-- START --
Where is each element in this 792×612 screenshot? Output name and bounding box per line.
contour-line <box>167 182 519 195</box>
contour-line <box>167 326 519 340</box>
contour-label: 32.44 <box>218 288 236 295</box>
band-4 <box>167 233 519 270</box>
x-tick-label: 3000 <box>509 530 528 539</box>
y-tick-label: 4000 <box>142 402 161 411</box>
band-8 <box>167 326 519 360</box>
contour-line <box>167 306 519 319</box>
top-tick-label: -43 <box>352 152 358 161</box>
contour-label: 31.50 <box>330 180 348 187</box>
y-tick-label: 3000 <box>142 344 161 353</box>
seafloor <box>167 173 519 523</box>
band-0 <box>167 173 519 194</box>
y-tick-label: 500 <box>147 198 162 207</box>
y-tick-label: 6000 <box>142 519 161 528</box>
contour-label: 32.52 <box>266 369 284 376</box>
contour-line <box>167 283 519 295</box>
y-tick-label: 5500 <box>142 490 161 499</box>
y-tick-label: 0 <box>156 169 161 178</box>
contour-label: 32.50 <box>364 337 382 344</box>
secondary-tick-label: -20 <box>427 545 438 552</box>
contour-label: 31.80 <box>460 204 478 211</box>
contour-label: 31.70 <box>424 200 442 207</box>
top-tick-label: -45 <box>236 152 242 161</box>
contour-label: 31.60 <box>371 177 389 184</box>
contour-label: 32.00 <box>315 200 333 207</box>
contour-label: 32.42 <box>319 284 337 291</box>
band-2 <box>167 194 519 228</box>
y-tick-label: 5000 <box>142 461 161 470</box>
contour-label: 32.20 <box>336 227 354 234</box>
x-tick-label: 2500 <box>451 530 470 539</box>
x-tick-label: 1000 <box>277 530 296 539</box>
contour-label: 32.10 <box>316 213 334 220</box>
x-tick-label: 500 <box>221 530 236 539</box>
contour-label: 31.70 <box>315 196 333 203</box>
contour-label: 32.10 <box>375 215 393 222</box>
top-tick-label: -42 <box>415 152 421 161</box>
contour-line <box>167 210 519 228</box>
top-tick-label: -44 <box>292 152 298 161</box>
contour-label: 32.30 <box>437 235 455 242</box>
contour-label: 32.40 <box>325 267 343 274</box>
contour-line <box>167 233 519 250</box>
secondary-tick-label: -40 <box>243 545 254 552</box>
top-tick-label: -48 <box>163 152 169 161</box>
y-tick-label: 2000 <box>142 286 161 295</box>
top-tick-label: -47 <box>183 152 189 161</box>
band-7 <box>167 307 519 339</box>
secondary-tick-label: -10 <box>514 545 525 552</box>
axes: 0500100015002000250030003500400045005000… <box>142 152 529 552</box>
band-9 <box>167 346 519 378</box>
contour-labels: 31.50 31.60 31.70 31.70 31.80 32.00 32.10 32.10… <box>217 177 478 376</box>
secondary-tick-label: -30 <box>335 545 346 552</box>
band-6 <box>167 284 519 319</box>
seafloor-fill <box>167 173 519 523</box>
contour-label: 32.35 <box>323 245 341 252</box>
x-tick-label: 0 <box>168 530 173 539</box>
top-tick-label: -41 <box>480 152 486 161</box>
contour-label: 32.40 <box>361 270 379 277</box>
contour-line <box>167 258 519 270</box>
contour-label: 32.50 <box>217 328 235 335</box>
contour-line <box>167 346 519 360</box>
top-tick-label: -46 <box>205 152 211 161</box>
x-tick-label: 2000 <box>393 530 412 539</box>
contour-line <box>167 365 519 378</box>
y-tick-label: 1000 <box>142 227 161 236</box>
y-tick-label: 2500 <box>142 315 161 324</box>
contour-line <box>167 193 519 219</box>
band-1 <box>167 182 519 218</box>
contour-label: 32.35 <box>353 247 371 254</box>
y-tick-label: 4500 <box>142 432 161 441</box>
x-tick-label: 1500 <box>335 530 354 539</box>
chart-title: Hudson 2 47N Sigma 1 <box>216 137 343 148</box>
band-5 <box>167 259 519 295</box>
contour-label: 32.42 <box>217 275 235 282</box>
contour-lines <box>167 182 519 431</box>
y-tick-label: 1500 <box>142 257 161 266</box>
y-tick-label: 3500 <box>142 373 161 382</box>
-- END --
> _Task brief_
Which lines in the listing above contain the string "secondary", with case counting? Copy each of those lines in full.

> _Solution to the exercise_
secondary-tick-label: -20 <box>427 545 438 552</box>
secondary-tick-label: -40 <box>243 545 254 552</box>
secondary-tick-label: -10 <box>514 545 525 552</box>
secondary-tick-label: -30 <box>335 545 346 552</box>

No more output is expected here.